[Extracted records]
• • • •
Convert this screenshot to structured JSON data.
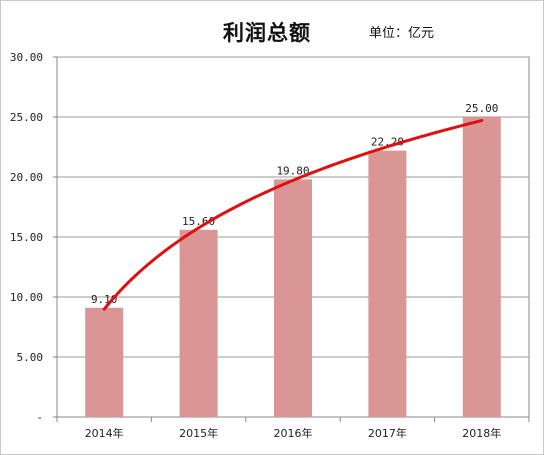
{
  "chart_data": {
    "type": "bar",
    "title": "利润总额",
    "unit_label": "单位：亿元",
    "xlabel": "",
    "ylabel": "",
    "categories": [
      "2014年",
      "2015年",
      "2016年",
      "2017年",
      "2018年"
    ],
    "values": [
      9.1,
      15.6,
      19.8,
      22.2,
      25.0
    ],
    "data_labels": [
      "9.10",
      "15.60",
      "19.80",
      "22.20",
      "25.00"
    ],
    "ylim": [
      0,
      30
    ],
    "y_ticks": [
      "-",
      "5.00",
      "10.00",
      "15.00",
      "20.00",
      "25.00",
      "30.00"
    ],
    "y_tick_values": [
      0,
      5,
      10,
      15,
      20,
      25,
      30
    ],
    "grid": true,
    "legend": "none",
    "trendline": {
      "type": "logarithmic",
      "color": "#dd1111"
    },
    "colors": {
      "bar": "#d99694",
      "grid": "#9a9a9a",
      "axis": "#888888"
    }
  }
}
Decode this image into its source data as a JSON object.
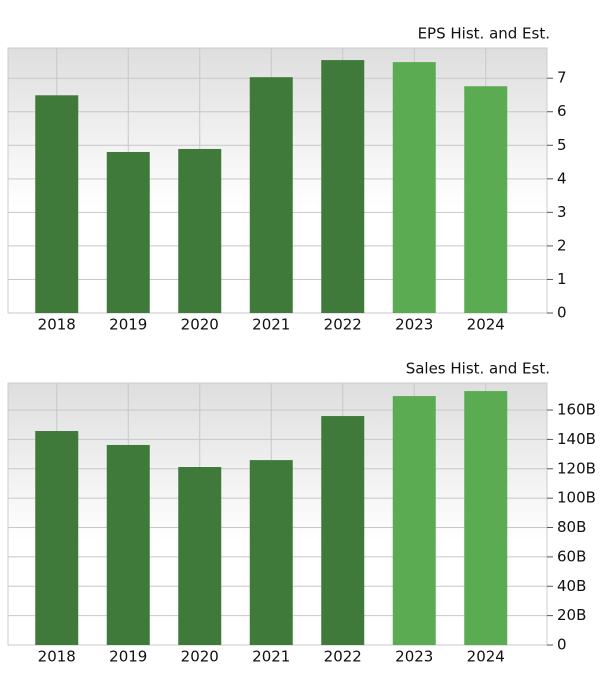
{
  "chart_data": [
    {
      "type": "bar",
      "title": "EPS Hist. and Est.",
      "categories": [
        "2018",
        "2019",
        "2020",
        "2021",
        "2022",
        "2023",
        "2024"
      ],
      "values": [
        6.49,
        4.8,
        4.89,
        7.03,
        7.54,
        7.48,
        6.76
      ],
      "colors": [
        "#3f7a3a",
        "#3f7a3a",
        "#3f7a3a",
        "#3f7a3a",
        "#3f7a3a",
        "#5aab52",
        "#5aab52"
      ],
      "ylim": [
        0,
        7.9
      ],
      "yticks": [
        0,
        1,
        2,
        3,
        4,
        5,
        6,
        7
      ],
      "grid": true
    },
    {
      "type": "bar",
      "title": "Sales Hist. and Est.",
      "categories": [
        "2018",
        "2019",
        "2020",
        "2021",
        "2022",
        "2023",
        "2024"
      ],
      "values": [
        145.7,
        136.2,
        121.2,
        125.9,
        155.9,
        169.5,
        172.9
      ],
      "colors": [
        "#3f7a3a",
        "#3f7a3a",
        "#3f7a3a",
        "#3f7a3a",
        "#3f7a3a",
        "#5aab52",
        "#5aab52"
      ],
      "ylim": [
        0,
        178.4
      ],
      "yticks": [
        0,
        {
          "value": 20,
          "label": "20B"
        },
        {
          "value": 40,
          "label": "40B"
        },
        {
          "value": 60,
          "label": "60B"
        },
        {
          "value": 80,
          "label": "80B"
        },
        {
          "value": 100,
          "label": "100B"
        },
        {
          "value": 120,
          "label": "120B"
        },
        {
          "value": 140,
          "label": "140B"
        },
        {
          "value": 160,
          "label": "160B"
        }
      ],
      "grid": true
    }
  ]
}
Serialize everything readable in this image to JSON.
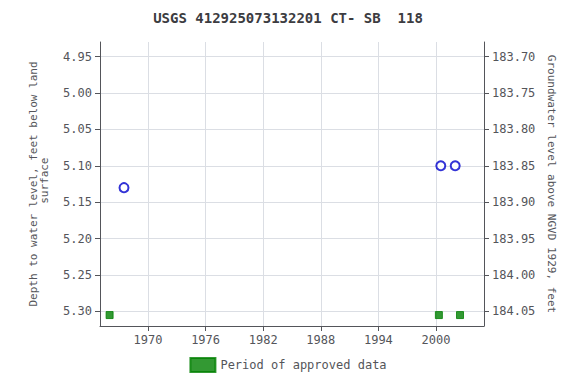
{
  "chart_data": {
    "type": "scatter",
    "title": "USGS 412925073132201 CT- SB  118",
    "ylabel": "Depth to water level, feet below land\n surface",
    "y2label": "Groundwater level above NGVD 1929, feet",
    "xlim": [
      1965,
      2005
    ],
    "xticks": [
      1970,
      1976,
      1982,
      1988,
      1994,
      2000
    ],
    "ylim": [
      5.32,
      4.93
    ],
    "yticks": [
      4.95,
      {
        "value": 5.0,
        "label": "5.00"
      },
      5.05,
      {
        "value": 5.1,
        "label": "5.10"
      },
      5.15,
      {
        "value": 5.2,
        "label": "5.20"
      },
      5.25,
      {
        "value": 5.3,
        "label": "5.30"
      }
    ],
    "y2lim": [
      184.07,
      183.68
    ],
    "y2ticks": [
      184.05,
      {
        "value": 184.0,
        "label": "184.00"
      },
      183.95,
      {
        "value": 183.9,
        "label": "183.90"
      },
      183.85,
      {
        "value": 183.8,
        "label": "183.80"
      },
      183.75,
      {
        "value": 183.7,
        "label": "183.70"
      }
    ],
    "series": [
      {
        "x": [
          1967.5,
          2000.5,
          2002.0
        ],
        "values": [
          5.13,
          5.1,
          5.1
        ],
        "color": "#0000cc",
        "marker": "circle"
      },
      {
        "name": "Period of approved data",
        "x": [
          1966.0,
          2000.3,
          2002.5
        ],
        "values": [
          5.305,
          5.305,
          5.305
        ],
        "color": "#008000",
        "marker": "square"
      }
    ],
    "grid": true,
    "legend": "bottom"
  }
}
• • • •
**What the exercise asks:** Make an exact reproduction of the listing above, without any pictures.

**The answer:**
Convert this screenshot to structured JSON data.
{
  "chart_data": {
    "type": "bar",
    "title": "利润总额",
    "unit_label": "单位：亿元",
    "xlabel": "",
    "ylabel": "",
    "categories": [
      "2014年",
      "2015年",
      "2016年",
      "2017年",
      "2018年"
    ],
    "values": [
      9.1,
      15.6,
      19.8,
      22.2,
      25.0
    ],
    "data_labels": [
      "9.10",
      "15.60",
      "19.80",
      "22.20",
      "25.00"
    ],
    "ylim": [
      0,
      30
    ],
    "y_ticks": [
      "-",
      "5.00",
      "10.00",
      "15.00",
      "20.00",
      "25.00",
      "30.00"
    ],
    "y_tick_values": [
      0,
      5,
      10,
      15,
      20,
      25,
      30
    ],
    "grid": true,
    "legend": "none",
    "trendline": {
      "type": "logarithmic",
      "color": "#dd1111"
    },
    "colors": {
      "bar": "#d99694",
      "grid": "#9a9a9a",
      "axis": "#888888"
    }
  }
}
Decode this image into its source data as a JSON object.
{
  "chart_data": [
    {
      "type": "bar",
      "title": "EPS Hist. and Est.",
      "categories": [
        "2018",
        "2019",
        "2020",
        "2021",
        "2022",
        "2023",
        "2024"
      ],
      "values": [
        6.49,
        4.8,
        4.89,
        7.03,
        7.54,
        7.48,
        6.76
      ],
      "colors": [
        "#3f7a3a",
        "#3f7a3a",
        "#3f7a3a",
        "#3f7a3a",
        "#3f7a3a",
        "#5aab52",
        "#5aab52"
      ],
      "ylim": [
        0,
        7.9
      ],
      "yticks": [
        0,
        1,
        2,
        3,
        4,
        5,
        6,
        7
      ],
      "grid": true
    },
    {
      "type": "bar",
      "title": "Sales Hist. and Est.",
      "categories": [
        "2018",
        "2019",
        "2020",
        "2021",
        "2022",
        "2023",
        "2024"
      ],
      "values": [
        145.7,
        136.2,
        121.2,
        125.9,
        155.9,
        169.5,
        172.9
      ],
      "colors": [
        "#3f7a3a",
        "#3f7a3a",
        "#3f7a3a",
        "#3f7a3a",
        "#3f7a3a",
        "#5aab52",
        "#5aab52"
      ],
      "ylim": [
        0,
        178.4
      ],
      "yticks": [
        0,
        {
          "value": 20,
          "label": "20B"
        },
        {
          "value": 40,
          "label": "40B"
        },
        {
          "value": 60,
          "label": "60B"
        },
        {
          "value": 80,
          "label": "80B"
        },
        {
          "value": 100,
          "label": "100B"
        },
        {
          "value": 120,
          "label": "120B"
        },
        {
          "value": 140,
          "label": "140B"
        },
        {
          "value": 160,
          "label": "160B"
        }
      ],
      "grid": true
    }
  ]
}
Serialize everything readable in this image to JSON.
{
  "chart_data": {
    "type": "scatter",
    "title": "USGS 412925073132201 CT- SB  118",
    "ylabel": "Depth to water level, feet below land\n surface",
    "y2label": "Groundwater level above NGVD 1929, feet",
    "xlim": [
      1965,
      2005
    ],
    "xticks": [
      1970,
      1976,
      1982,
      1988,
      1994,
      2000
    ],
    "ylim": [
      5.32,
      4.93
    ],
    "yticks": [
      4.95,
      {
        "value": 5.0,
        "label": "5.00"
      },
      5.05,
      {
        "value": 5.1,
        "label": "5.10"
      },
      5.15,
      {
        "value": 5.2,
        "label": "5.20"
      },
      5.25,
      {
        "value": 5.3,
        "label": "5.30"
      }
    ],
    "y2lim": [
      184.07,
      183.68
    ],
    "y2ticks": [
      184.05,
      {
        "value": 184.0,
        "label": "184.00"
      },
      183.95,
      {
        "value": 183.9,
        "label": "183.90"
      },
      183.85,
      {
        "value": 183.8,
        "label": "183.80"
      },
      183.75,
      {
        "value": 183.7,
        "label": "183.70"
      }
    ],
    "series": [
      {
        "x": [
          1967.5,
          2000.5,
          2002.0
        ],
        "values": [
          5.13,
          5.1,
          5.1
        ],
        "color": "#0000cc",
        "marker": "circle"
      },
      {
        "name": "Period of approved data",
        "x": [
          1966.0,
          2000.3,
          2002.5
        ],
        "values": [
          5.305,
          5.305,
          5.305
        ],
        "color": "#008000",
        "marker": "square"
      }
    ],
    "grid": true,
    "legend": "bottom"
  }
}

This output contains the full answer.